(Extracted data entries)
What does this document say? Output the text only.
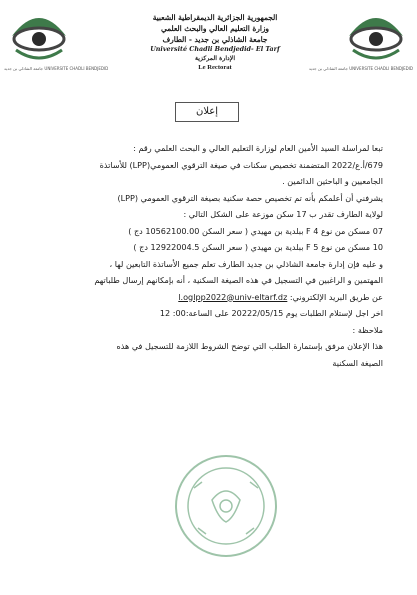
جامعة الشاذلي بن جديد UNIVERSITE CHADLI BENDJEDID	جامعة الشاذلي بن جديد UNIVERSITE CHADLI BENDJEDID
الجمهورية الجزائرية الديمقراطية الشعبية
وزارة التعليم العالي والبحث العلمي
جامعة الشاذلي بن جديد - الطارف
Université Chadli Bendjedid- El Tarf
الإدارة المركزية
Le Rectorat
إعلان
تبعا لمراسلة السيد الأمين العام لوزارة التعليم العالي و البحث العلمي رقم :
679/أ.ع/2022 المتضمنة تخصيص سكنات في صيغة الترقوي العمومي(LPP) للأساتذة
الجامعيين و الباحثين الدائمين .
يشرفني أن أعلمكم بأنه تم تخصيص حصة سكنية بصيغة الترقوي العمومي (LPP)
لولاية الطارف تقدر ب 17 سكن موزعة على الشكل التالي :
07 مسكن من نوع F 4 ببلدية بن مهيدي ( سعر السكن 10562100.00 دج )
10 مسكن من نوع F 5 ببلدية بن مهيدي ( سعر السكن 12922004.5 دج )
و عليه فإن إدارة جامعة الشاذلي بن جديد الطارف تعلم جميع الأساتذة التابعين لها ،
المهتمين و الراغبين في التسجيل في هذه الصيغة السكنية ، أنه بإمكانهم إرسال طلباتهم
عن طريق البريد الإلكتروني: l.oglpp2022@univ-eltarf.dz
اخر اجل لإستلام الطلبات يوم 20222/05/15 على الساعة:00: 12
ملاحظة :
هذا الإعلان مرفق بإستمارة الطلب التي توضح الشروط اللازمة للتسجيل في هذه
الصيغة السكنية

Written task >> Say how many lines in the records hold "العالي", with the number as the whole reply.

Exercise result >> 2